- **PROBLEM REQUIREMENTS**
Copy all records verbatim.

==================================================

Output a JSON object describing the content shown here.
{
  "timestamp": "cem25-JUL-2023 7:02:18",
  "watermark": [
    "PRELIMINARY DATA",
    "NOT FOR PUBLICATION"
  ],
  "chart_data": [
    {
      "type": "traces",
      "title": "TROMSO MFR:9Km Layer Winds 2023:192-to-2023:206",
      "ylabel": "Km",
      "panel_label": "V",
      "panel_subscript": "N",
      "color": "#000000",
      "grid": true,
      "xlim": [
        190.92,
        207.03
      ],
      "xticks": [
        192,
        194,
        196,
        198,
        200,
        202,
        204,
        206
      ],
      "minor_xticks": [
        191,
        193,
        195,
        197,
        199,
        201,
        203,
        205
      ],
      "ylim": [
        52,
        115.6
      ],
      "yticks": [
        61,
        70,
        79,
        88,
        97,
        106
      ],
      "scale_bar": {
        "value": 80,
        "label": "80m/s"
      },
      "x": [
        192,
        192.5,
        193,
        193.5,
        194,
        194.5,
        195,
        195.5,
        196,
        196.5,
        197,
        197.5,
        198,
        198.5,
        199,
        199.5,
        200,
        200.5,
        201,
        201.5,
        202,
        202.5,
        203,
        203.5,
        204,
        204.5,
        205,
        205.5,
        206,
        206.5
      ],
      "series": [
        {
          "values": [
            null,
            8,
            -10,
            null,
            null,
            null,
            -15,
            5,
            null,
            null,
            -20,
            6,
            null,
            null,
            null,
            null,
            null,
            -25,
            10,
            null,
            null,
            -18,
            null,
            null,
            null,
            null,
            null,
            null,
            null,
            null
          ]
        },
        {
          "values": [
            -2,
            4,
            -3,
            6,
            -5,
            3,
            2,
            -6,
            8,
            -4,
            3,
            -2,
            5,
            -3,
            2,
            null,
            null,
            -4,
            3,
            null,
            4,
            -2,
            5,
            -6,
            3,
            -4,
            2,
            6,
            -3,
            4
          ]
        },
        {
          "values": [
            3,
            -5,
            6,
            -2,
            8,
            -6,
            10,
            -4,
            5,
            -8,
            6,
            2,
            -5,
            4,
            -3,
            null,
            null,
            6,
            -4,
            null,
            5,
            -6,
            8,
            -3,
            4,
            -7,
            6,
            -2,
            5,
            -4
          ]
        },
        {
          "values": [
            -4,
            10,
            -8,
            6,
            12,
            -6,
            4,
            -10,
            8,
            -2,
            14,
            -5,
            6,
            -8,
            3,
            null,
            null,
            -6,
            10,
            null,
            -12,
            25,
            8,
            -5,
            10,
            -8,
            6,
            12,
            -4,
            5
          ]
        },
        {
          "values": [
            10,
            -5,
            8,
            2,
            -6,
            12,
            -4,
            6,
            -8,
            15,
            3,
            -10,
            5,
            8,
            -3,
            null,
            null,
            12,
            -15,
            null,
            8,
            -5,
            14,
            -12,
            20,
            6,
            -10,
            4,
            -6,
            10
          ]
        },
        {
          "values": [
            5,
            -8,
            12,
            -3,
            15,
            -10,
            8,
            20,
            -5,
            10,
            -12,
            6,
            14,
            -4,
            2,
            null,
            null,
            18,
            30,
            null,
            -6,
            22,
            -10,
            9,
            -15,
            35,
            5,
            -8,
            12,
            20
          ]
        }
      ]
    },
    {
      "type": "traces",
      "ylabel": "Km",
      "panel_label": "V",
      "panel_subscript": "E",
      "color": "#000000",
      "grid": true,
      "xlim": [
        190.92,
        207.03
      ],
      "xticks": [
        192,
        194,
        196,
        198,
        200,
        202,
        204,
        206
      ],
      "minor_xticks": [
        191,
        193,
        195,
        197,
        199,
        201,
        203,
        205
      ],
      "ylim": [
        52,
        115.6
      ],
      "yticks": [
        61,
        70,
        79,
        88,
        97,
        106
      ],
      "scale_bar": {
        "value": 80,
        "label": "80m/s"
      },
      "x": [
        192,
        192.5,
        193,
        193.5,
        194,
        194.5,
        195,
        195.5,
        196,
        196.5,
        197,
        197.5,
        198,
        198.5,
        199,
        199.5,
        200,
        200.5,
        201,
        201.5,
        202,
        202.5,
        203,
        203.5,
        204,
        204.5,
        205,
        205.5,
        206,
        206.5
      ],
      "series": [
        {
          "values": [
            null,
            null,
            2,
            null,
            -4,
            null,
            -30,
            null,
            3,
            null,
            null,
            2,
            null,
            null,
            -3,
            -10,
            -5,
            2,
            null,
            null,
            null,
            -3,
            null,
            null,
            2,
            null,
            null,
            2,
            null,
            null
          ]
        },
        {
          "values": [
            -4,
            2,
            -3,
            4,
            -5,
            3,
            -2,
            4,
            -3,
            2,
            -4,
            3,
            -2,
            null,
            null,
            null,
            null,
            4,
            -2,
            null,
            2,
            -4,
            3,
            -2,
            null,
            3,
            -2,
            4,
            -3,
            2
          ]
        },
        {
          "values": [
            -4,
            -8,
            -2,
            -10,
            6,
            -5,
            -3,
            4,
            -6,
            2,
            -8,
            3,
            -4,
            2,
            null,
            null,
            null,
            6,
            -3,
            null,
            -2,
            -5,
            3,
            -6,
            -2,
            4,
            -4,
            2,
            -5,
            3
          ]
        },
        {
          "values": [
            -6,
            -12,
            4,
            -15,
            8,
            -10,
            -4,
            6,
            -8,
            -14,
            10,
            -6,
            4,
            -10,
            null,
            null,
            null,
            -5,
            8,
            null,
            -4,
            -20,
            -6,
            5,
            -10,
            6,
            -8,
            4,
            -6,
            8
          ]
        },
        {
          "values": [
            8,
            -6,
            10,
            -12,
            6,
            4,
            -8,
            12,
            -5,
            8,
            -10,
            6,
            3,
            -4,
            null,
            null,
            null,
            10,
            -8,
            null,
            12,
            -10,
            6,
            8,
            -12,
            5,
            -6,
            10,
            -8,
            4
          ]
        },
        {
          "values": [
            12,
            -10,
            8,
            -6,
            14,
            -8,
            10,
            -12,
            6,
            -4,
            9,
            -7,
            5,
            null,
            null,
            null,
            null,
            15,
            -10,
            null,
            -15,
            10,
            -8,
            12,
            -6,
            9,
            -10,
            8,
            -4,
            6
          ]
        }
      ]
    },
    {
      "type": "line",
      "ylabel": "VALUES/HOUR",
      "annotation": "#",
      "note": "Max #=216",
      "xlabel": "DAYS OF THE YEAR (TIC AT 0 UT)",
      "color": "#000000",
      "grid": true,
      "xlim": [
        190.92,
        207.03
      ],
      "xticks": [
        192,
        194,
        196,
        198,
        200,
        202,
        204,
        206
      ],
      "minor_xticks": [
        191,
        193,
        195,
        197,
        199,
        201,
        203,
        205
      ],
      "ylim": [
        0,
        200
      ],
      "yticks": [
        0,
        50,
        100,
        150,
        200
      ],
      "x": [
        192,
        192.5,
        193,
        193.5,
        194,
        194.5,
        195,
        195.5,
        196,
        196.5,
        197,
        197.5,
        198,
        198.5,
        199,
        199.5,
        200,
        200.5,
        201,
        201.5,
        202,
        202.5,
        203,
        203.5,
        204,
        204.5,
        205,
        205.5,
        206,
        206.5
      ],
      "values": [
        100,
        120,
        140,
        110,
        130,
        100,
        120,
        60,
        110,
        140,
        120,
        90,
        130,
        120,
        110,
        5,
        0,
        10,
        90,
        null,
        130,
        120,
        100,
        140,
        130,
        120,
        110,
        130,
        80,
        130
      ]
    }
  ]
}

==================================================

- **EXPECTED OUTPUT**
Output a JSON object describing the content shown here.
{
  "timestamp": "cem25-JUL-2023 7:02:18",
  "watermark": [
    "PRELIMINARY DATA",
    "NOT FOR PUBLICATION"
  ],
  "chart_data": [
    {
      "type": "traces",
      "title": "TROMSO MFR:9Km Layer Winds 2023:192-to-2023:206",
      "ylabel": "Km",
      "panel_label": "V",
      "panel_subscript": "N",
      "color": "#000000",
      "grid": true,
      "xlim": [
        190.92,
        207.03
      ],
      "xticks": [
        192,
        194,
        196,
        198,
        200,
        202,
        204,
        206
      ],
      "minor_xticks": [
        191,
        193,
        195,
        197,
        199,
        201,
        203,
        205
      ],
      "ylim": [
        52,
        115.6
      ],
      "yticks": [
        61,
        70,
        79,
        88,
        97,
        106
      ],
      "scale_bar": {
        "value": 80,
        "label": "80m/s"
      },
      "x": [
        192,
        192.5,
        193,
        193.5,
        194,
        194.5,
        195,
        195.5,
        196,
        196.5,
        197,
        197.5,
        198,
        198.5,
        199,
        199.5,
        200,
        200.5,
        201,
        201.5,
        202,
        202.5,
        203,
        203.5,
        204,
        204.5,
        205,
        205.5,
        206,
        206.5
      ],
      "series": [
        {
          "values": [
            null,
            8,
            -10,
            null,
            null,
            null,
            -15,
            5,
            null,
            null,
            -20,
            6,
            null,
            null,
            null,
            null,
            null,
            -25,
            10,
            null,
            null,
            -18,
            null,
            null,
            null,
            null,
            null,
            null,
            null,
            null
          ]
        },
        {
          "values": [
            -2,
            4,
            -3,
            6,
            -5,
            3,
            2,
            -6,
            8,
            -4,
            3,
            -2,
            5,
            -3,
            2,
            null,
            null,
            -4,
            3,
            null,
            4,
            -2,
            5,
            -6,
            3,
            -4,
            2,
            6,
            -3,
            4
          ]
        },
        {
          "values": [
            3,
            -5,
            6,
            -2,
            8,
            -6,
            10,
            -4,
            5,
            -8,
            6,
            2,
            -5,
            4,
            -3,
            null,
            null,
            6,
            -4,
            null,
            5,
            -6,
            8,
            -3,
            4,
            -7,
            6,
            -2,
            5,
            -4
          ]
        },
        {
          "values": [
            -4,
            10,
            -8,
            6,
            12,
            -6,
            4,
            -10,
            8,
            -2,
            14,
            -5,
            6,
            -8,
            3,
            null,
            null,
            -6,
            10,
            null,
            -12,
            25,
            8,
            -5,
            10,
            -8,
            6,
            12,
            -4,
            5
          ]
        },
        {
          "values": [
            10,
            -5,
            8,
            2,
            -6,
            12,
            -4,
            6,
            -8,
            15,
            3,
            -10,
            5,
            8,
            -3,
            null,
            null,
            12,
            -15,
            null,
            8,
            -5,
            14,
            -12,
            20,
            6,
            -10,
            4,
            -6,
            10
          ]
        },
        {
          "values": [
            5,
            -8,
            12,
            -3,
            15,
            -10,
            8,
            20,
            -5,
            10,
            -12,
            6,
            14,
            -4,
            2,
            null,
            null,
            18,
            30,
            null,
            -6,
            22,
            -10,
            9,
            -15,
            35,
            5,
            -8,
            12,
            20
          ]
        }
      ]
    },
    {
      "type": "traces",
      "ylabel": "Km",
      "panel_label": "V",
      "panel_subscript": "E",
      "color": "#000000",
      "grid": true,
      "xlim": [
        190.92,
        207.03
      ],
      "xticks": [
        192,
        194,
        196,
        198,
        200,
        202,
        204,
        206
      ],
      "minor_xticks": [
        191,
        193,
        195,
        197,
        199,
        201,
        203,
        205
      ],
      "ylim": [
        52,
        115.6
      ],
      "yticks": [
        61,
        70,
        79,
        88,
        97,
        106
      ],
      "scale_bar": {
        "value": 80,
        "label": "80m/s"
      },
      "x": [
        192,
        192.5,
        193,
        193.5,
        194,
        194.5,
        195,
        195.5,
        196,
        196.5,
        197,
        197.5,
        198,
        198.5,
        199,
        199.5,
        200,
        200.5,
        201,
        201.5,
        202,
        202.5,
        203,
        203.5,
        204,
        204.5,
        205,
        205.5,
        206,
        206.5
      ],
      "series": [
        {
          "values": [
            null,
            null,
            2,
            null,
            -4,
            null,
            -30,
            null,
            3,
            null,
            null,
            2,
            null,
            null,
            -3,
            -10,
            -5,
            2,
            null,
            null,
            null,
            -3,
            null,
            null,
            2,
            null,
            null,
            2,
            null,
            null
          ]
        },
        {
          "values": [
            -4,
            2,
            -3,
            4,
            -5,
            3,
            -2,
            4,
            -3,
            2,
            -4,
            3,
            -2,
            null,
            null,
            null,
            null,
            4,
            -2,
            null,
            2,
            -4,
            3,
            -2,
            null,
            3,
            -2,
            4,
            -3,
            2
          ]
        },
        {
          "values": [
            -4,
            -8,
            -2,
            -10,
            6,
            -5,
            -3,
            4,
            -6,
            2,
            -8,
            3,
            -4,
            2,
            null,
            null,
            null,
            6,
            -3,
            null,
            -2,
            -5,
            3,
            -6,
            -2,
            4,
            -4,
            2,
            -5,
            3
          ]
        },
        {
          "values": [
            -6,
            -12,
            4,
            -15,
            8,
            -10,
            -4,
            6,
            -8,
            -14,
            10,
            -6,
            4,
            -10,
            null,
            null,
            null,
            -5,
            8,
            null,
            -4,
            -20,
            -6,
            5,
            -10,
            6,
            -8,
            4,
            -6,
            8
          ]
        },
        {
          "values": [
            8,
            -6,
            10,
            -12,
            6,
            4,
            -8,
            12,
            -5,
            8,
            -10,
            6,
            3,
            -4,
            null,
            null,
            null,
            10,
            -8,
            null,
            12,
            -10,
            6,
            8,
            -12,
            5,
            -6,
            10,
            -8,
            4
          ]
        },
        {
          "values": [
            12,
            -10,
            8,
            -6,
            14,
            -8,
            10,
            -12,
            6,
            -4,
            9,
            -7,
            5,
            null,
            null,
            null,
            null,
            15,
            -10,
            null,
            -15,
            10,
            -8,
            12,
            -6,
            9,
            -10,
            8,
            -4,
            6
          ]
        }
      ]
    },
    {
      "type": "line",
      "ylabel": "VALUES/HOUR",
      "annotation": "#",
      "note": "Max #=216",
      "xlabel": "DAYS OF THE YEAR (TIC AT 0 UT)",
      "color": "#000000",
      "grid": true,
      "xlim": [
        190.92,
        207.03
      ],
      "xticks": [
        192,
        194,
        196,
        198,
        200,
        202,
        204,
        206
      ],
      "minor_xticks": [
        191,
        193,
        195,
        197,
        199,
        201,
        203,
        205
      ],
      "ylim": [
        0,
        200
      ],
      "yticks": [
        0,
        50,
        100,
        150,
        200
      ],
      "x": [
        192,
        192.5,
        193,
        193.5,
        194,
        194.5,
        195,
        195.5,
        196,
        196.5,
        197,
        197.5,
        198,
        198.5,
        199,
        199.5,
        200,
        200.5,
        201,
        201.5,
        202,
        202.5,
        203,
        203.5,
        204,
        204.5,
        205,
        205.5,
        206,
        206.5
      ],
      "values": [
        100,
        120,
        140,
        110,
        130,
        100,
        120,
        60,
        110,
        140,
        120,
        90,
        130,
        120,
        110,
        5,
        0,
        10,
        90,
        null,
        130,
        120,
        100,
        140,
        130,
        120,
        110,
        130,
        80,
        130
      ]
    }
  ]
}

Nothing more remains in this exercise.